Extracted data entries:
------------------------------------------------------------

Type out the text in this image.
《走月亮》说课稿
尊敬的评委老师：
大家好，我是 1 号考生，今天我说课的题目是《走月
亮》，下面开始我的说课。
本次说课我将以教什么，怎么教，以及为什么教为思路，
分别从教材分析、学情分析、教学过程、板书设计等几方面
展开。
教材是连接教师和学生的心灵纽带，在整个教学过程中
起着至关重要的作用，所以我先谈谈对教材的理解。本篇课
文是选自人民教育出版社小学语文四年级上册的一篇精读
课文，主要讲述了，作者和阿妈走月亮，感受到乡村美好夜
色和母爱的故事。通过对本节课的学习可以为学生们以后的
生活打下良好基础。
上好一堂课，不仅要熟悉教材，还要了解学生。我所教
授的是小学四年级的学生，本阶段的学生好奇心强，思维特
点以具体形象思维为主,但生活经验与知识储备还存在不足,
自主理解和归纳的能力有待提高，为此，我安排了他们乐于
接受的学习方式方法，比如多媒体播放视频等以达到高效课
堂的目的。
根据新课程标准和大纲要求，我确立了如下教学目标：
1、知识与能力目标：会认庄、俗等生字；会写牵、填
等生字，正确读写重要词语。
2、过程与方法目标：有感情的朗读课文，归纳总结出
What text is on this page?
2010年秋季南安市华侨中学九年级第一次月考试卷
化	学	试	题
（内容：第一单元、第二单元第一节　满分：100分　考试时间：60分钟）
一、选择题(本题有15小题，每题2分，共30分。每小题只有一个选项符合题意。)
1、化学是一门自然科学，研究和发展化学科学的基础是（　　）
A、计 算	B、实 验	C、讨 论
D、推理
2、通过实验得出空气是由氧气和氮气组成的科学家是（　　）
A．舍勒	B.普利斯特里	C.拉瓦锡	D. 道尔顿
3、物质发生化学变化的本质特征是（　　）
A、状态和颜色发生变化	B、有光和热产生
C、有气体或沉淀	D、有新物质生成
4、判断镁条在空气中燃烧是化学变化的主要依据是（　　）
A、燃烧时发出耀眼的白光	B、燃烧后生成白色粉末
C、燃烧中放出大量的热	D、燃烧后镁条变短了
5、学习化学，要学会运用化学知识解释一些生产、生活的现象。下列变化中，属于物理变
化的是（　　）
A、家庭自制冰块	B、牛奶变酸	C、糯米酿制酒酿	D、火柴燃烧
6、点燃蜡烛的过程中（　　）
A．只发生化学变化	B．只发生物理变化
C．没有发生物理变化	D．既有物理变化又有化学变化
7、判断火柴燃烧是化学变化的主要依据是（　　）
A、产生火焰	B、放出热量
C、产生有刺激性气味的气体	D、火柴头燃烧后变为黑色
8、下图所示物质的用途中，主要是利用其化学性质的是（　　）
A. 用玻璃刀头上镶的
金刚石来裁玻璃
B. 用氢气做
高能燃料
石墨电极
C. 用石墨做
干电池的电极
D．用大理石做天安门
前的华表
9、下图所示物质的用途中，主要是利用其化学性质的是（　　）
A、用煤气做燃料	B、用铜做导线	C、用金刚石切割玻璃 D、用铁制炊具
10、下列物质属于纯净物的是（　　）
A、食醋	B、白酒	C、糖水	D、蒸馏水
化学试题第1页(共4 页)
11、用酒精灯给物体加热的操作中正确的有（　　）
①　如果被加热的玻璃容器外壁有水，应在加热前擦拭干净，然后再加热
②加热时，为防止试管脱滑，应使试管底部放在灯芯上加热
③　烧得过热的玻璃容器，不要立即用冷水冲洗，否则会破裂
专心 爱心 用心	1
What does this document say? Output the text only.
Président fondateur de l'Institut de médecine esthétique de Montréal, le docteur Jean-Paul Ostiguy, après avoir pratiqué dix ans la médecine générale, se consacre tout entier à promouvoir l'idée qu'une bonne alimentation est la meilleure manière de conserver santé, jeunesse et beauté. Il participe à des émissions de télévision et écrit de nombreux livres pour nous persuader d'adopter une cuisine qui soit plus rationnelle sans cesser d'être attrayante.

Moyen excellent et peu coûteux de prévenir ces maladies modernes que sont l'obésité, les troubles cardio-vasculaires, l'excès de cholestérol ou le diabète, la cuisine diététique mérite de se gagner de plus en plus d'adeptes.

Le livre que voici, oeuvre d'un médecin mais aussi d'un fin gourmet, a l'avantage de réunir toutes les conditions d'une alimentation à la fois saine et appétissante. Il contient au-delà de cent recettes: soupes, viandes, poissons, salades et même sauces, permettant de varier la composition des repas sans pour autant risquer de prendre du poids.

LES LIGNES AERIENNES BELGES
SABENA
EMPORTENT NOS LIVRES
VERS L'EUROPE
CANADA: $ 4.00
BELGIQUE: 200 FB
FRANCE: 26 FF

------------------------------------------------------------

DO THIS: Return all of the above records exactly, leaving no line out.

SOLVED EXERCISE:
Type out the text in this image.
《走月亮》说课稿
尊敬的评委老师：
大家好，我是 1 号考生，今天我说课的题目是《走月
亮》，下面开始我的说课。
本次说课我将以教什么，怎么教，以及为什么教为思路，
分别从教材分析、学情分析、教学过程、板书设计等几方面
展开。
教材是连接教师和学生的心灵纽带，在整个教学过程中
起着至关重要的作用，所以我先谈谈对教材的理解。本篇课
文是选自人民教育出版社小学语文四年级上册的一篇精读
课文，主要讲述了，作者和阿妈走月亮，感受到乡村美好夜
色和母爱的故事。通过对本节课的学习可以为学生们以后的
生活打下良好基础。
上好一堂课，不仅要熟悉教材，还要了解学生。我所教
授的是小学四年级的学生，本阶段的学生好奇心强，思维特
点以具体形象思维为主,但生活经验与知识储备还存在不足,
自主理解和归纳的能力有待提高，为此，我安排了他们乐于
接受的学习方式方法，比如多媒体播放视频等以达到高效课
堂的目的。
根据新课程标准和大纲要求，我确立了如下教学目标：
1、知识与能力目标：会认庄、俗等生字；会写牵、填
等生字，正确读写重要词语。
2、过程与方法目标：有感情的朗读课文，归纳总结出
What text is on this page?
2010年秋季南安市华侨中学九年级第一次月考试卷
化	学	试	题
（内容：第一单元、第二单元第一节　满分：100分　考试时间：60分钟）
一、选择题(本题有15小题，每题2分，共30分。每小题只有一个选项符合题意。)
1、化学是一门自然科学，研究和发展化学科学的基础是（　　）
A、计 算	B、实 验	C、讨 论
D、推理
2、通过实验得出空气是由氧气和氮气组成的科学家是（　　）
A．舍勒	B.普利斯特里	C.拉瓦锡	D. 道尔顿
3、物质发生化学变化的本质特征是（　　）
A、状态和颜色发生变化	B、有光和热产生
C、有气体或沉淀	D、有新物质生成
4、判断镁条在空气中燃烧是化学变化的主要依据是（　　）
A、燃烧时发出耀眼的白光	B、燃烧后生成白色粉末
C、燃烧中放出大量的热	D、燃烧后镁条变短了
5、学习化学，要学会运用化学知识解释一些生产、生活的现象。下列变化中，属于物理变
化的是（　　）
A、家庭自制冰块	B、牛奶变酸	C、糯米酿制酒酿	D、火柴燃烧
6、点燃蜡烛的过程中（　　）
A．只发生化学变化	B．只发生物理变化
C．没有发生物理变化	D．既有物理变化又有化学变化
7、判断火柴燃烧是化学变化的主要依据是（　　）
A、产生火焰	B、放出热量
C、产生有刺激性气味的气体	D、火柴头燃烧后变为黑色
8、下图所示物质的用途中，主要是利用其化学性质的是（　　）
A. 用玻璃刀头上镶的
金刚石来裁玻璃
B. 用氢气做
高能燃料
石墨电极
C. 用石墨做
干电池的电极
D．用大理石做天安门
前的华表
9、下图所示物质的用途中，主要是利用其化学性质的是（　　）
A、用煤气做燃料	B、用铜做导线	C、用金刚石切割玻璃 D、用铁制炊具
10、下列物质属于纯净物的是（　　）
A、食醋	B、白酒	C、糖水	D、蒸馏水
化学试题第1页(共4 页)
11、用酒精灯给物体加热的操作中正确的有（　　）
①　如果被加热的玻璃容器外壁有水，应在加热前擦拭干净，然后再加热
②加热时，为防止试管脱滑，应使试管底部放在灯芯上加热
③　烧得过热的玻璃容器，不要立即用冷水冲洗，否则会破裂
专心 爱心 用心	1
What does this document say? Output the text only.
Président fondateur de l'Institut de médecine esthétique de Montréal, le docteur Jean-Paul Ostiguy, après avoir pratiqué dix ans la médecine générale, se consacre tout entier à promouvoir l'idée qu'une bonne alimentation est la meilleure manière de conserver santé, jeunesse et beauté. Il participe à des émissions de télévision et écrit de nombreux livres pour nous persuader d'adopter une cuisine qui soit plus rationnelle sans cesser d'être attrayante.

Moyen excellent et peu coûteux de prévenir ces maladies modernes que sont l'obésité, les troubles cardio-vasculaires, l'excès de cholestérol ou le diabète, la cuisine diététique mérite de se gagner de plus en plus d'adeptes.

Le livre que voici, oeuvre d'un médecin mais aussi d'un fin gourmet, a l'avantage de réunir toutes les conditions d'une alimentation à la fois saine et appétissante. Il contient au-delà de cent recettes: soupes, viandes, poissons, salades et même sauces, permettant de varier la composition des repas sans pour autant risquer de prendre du poids.

LES LIGNES AERIENNES BELGES
SABENA
EMPORTENT NOS LIVRES
VERS L'EUROPE
CANADA: $ 4.00
BELGIQUE: 200 FB
FRANCE: 26 FF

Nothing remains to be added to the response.